Data entries
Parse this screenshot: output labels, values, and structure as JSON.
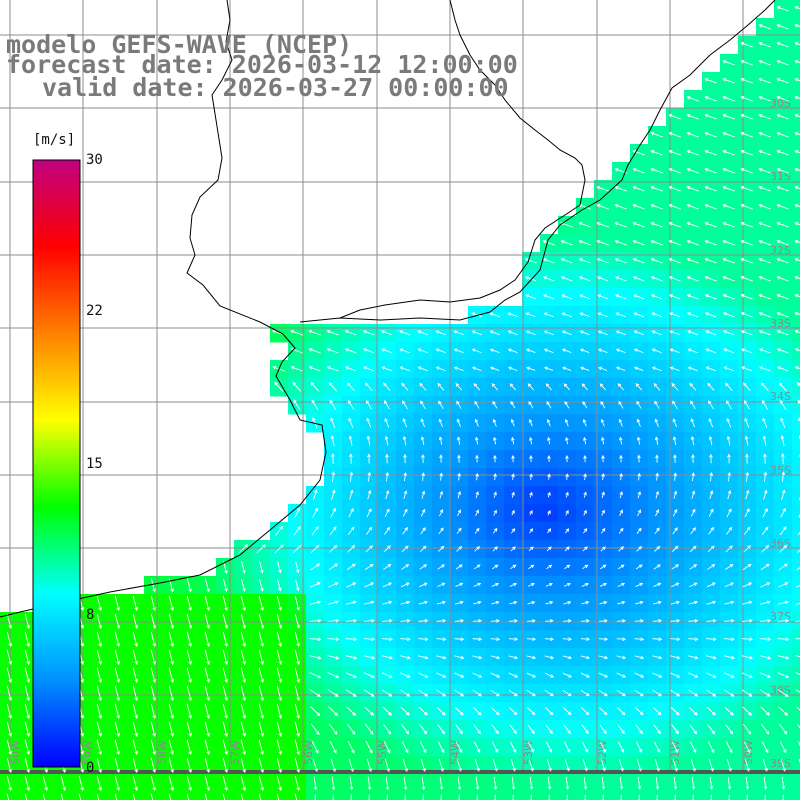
{
  "title": {
    "line1": "modelo GEFS-WAVE (NCEP)",
    "line2": "forecast date: 2026-03-12 12:00:00",
    "line3": "valid date: 2026-03-27 00:00:00"
  },
  "colorbar": {
    "unit": "[m/s]",
    "ticks": [
      "30",
      "22",
      "15",
      "8",
      "0"
    ],
    "min": 0,
    "max": 30,
    "gradient": [
      "#0000ff",
      "#0090ff",
      "#00ffff",
      "#00ff00",
      "#ffff00",
      "#ff8000",
      "#ff0000",
      "#c00080"
    ]
  },
  "map": {
    "land_color": "#ffffff",
    "coast_color": "#000000",
    "grid_color": "#8c8c8c",
    "arrow_color": "#ffffff",
    "lat_labels": [
      "30S",
      "31S",
      "32S",
      "33S",
      "34S",
      "35S",
      "36S",
      "37S",
      "38S",
      "39S"
    ],
    "lon_labels": [
      "60W",
      "59W",
      "58W",
      "57W",
      "56W",
      "55W",
      "54W",
      "53W",
      "52W",
      "51W",
      "50W"
    ]
  }
}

— Your instructions —
Repeat everything in the records precisely. Images are excluded from the copy.

— Finished exercise —
Parse this screenshot: output labels, values, and structure as JSON.
{
  "title": {
    "line1": "modelo GEFS-WAVE (NCEP)",
    "line2": "forecast date: 2026-03-12 12:00:00",
    "line3": "valid date: 2026-03-27 00:00:00"
  },
  "colorbar": {
    "unit": "[m/s]",
    "ticks": [
      "30",
      "22",
      "15",
      "8",
      "0"
    ],
    "min": 0,
    "max": 30,
    "gradient": [
      "#0000ff",
      "#0090ff",
      "#00ffff",
      "#00ff00",
      "#ffff00",
      "#ff8000",
      "#ff0000",
      "#c00080"
    ]
  },
  "map": {
    "land_color": "#ffffff",
    "coast_color": "#000000",
    "grid_color": "#8c8c8c",
    "arrow_color": "#ffffff",
    "lat_labels": [
      "30S",
      "31S",
      "32S",
      "33S",
      "34S",
      "35S",
      "36S",
      "37S",
      "38S",
      "39S"
    ],
    "lon_labels": [
      "60W",
      "59W",
      "58W",
      "57W",
      "56W",
      "55W",
      "54W",
      "53W",
      "52W",
      "51W",
      "50W"
    ]
  }
}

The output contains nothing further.